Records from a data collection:
START

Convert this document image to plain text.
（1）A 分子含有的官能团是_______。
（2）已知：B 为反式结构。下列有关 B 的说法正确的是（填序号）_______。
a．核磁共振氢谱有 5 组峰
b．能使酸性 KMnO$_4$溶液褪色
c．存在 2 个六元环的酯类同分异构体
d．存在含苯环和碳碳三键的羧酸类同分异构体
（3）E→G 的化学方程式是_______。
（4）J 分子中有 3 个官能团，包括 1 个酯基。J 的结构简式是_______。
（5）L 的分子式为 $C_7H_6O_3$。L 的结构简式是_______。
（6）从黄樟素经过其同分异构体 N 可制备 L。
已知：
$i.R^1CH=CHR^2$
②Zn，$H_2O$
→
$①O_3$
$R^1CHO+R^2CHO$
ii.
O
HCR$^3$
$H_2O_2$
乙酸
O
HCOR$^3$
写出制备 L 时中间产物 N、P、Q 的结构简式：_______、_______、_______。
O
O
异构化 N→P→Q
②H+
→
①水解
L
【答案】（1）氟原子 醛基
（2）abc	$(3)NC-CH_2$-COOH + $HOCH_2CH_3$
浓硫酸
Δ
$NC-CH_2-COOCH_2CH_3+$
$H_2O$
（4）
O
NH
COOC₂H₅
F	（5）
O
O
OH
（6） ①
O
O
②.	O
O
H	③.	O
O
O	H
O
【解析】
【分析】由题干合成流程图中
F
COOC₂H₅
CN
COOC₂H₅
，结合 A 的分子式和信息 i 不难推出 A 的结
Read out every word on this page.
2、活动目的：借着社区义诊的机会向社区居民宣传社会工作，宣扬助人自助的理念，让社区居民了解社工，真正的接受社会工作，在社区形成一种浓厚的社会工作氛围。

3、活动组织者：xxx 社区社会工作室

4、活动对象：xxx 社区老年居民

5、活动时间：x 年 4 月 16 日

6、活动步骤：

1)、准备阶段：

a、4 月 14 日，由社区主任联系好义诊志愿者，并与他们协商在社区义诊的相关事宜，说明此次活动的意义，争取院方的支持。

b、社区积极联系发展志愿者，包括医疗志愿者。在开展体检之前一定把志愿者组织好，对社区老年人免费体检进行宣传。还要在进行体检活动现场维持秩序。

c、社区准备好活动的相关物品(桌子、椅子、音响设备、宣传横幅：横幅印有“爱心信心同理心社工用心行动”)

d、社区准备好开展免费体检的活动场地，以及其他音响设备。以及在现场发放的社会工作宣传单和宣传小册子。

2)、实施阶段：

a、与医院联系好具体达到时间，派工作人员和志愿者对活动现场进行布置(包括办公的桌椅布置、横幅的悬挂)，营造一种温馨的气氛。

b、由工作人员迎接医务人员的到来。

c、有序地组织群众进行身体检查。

END

| Directions |
Exactly reproduce every line found in the records.

| Written answer |
Convert this document image to plain text.
（1）A 分子含有的官能团是_______。
（2）已知：B 为反式结构。下列有关 B 的说法正确的是（填序号）_______。
a．核磁共振氢谱有 5 组峰
b．能使酸性 KMnO$_4$溶液褪色
c．存在 2 个六元环的酯类同分异构体
d．存在含苯环和碳碳三键的羧酸类同分异构体
（3）E→G 的化学方程式是_______。
（4）J 分子中有 3 个官能团，包括 1 个酯基。J 的结构简式是_______。
（5）L 的分子式为 $C_7H_6O_3$。L 的结构简式是_______。
（6）从黄樟素经过其同分异构体 N 可制备 L。
已知：
$i.R^1CH=CHR^2$
②Zn，$H_2O$
→
$①O_3$
$R^1CHO+R^2CHO$
ii.
O
HCR$^3$
$H_2O_2$
乙酸
O
HCOR$^3$
写出制备 L 时中间产物 N、P、Q 的结构简式：_______、_______、_______。
O
O
异构化 N→P→Q
②H+
→
①水解
L
【答案】（1）氟原子 醛基
（2）abc	$(3)NC-CH_2$-COOH + $HOCH_2CH_3$
浓硫酸
Δ
$NC-CH_2-COOCH_2CH_3+$
$H_2O$
（4）
O
NH
COOC₂H₅
F	（5）
O
O
OH
（6） ①
O
O
②.	O
O
H	③.	O
O
O	H
O
【解析】
【分析】由题干合成流程图中
F
COOC₂H₅
CN
COOC₂H₅
，结合 A 的分子式和信息 i 不难推出 A 的结
Read out every word on this page.
2、活动目的：借着社区义诊的机会向社区居民宣传社会工作，宣扬助人自助的理念，让社区居民了解社工，真正的接受社会工作，在社区形成一种浓厚的社会工作氛围。

3、活动组织者：xxx 社区社会工作室

4、活动对象：xxx 社区老年居民

5、活动时间：x 年 4 月 16 日

6、活动步骤：

1)、准备阶段：

a、4 月 14 日，由社区主任联系好义诊志愿者，并与他们协商在社区义诊的相关事宜，说明此次活动的意义，争取院方的支持。

b、社区积极联系发展志愿者，包括医疗志愿者。在开展体检之前一定把志愿者组织好，对社区老年人免费体检进行宣传。还要在进行体检活动现场维持秩序。

c、社区准备好活动的相关物品(桌子、椅子、音响设备、宣传横幅：横幅印有“爱心信心同理心社工用心行动”)

d、社区准备好开展免费体检的活动场地，以及其他音响设备。以及在现场发放的社会工作宣传单和宣传小册子。

2)、实施阶段：

a、与医院联系好具体达到时间，派工作人员和志愿者对活动现场进行布置(包括办公的桌椅布置、横幅的悬挂)，营造一种温馨的气氛。

b、由工作人员迎接医务人员的到来。

c、有序地组织群众进行身体检查。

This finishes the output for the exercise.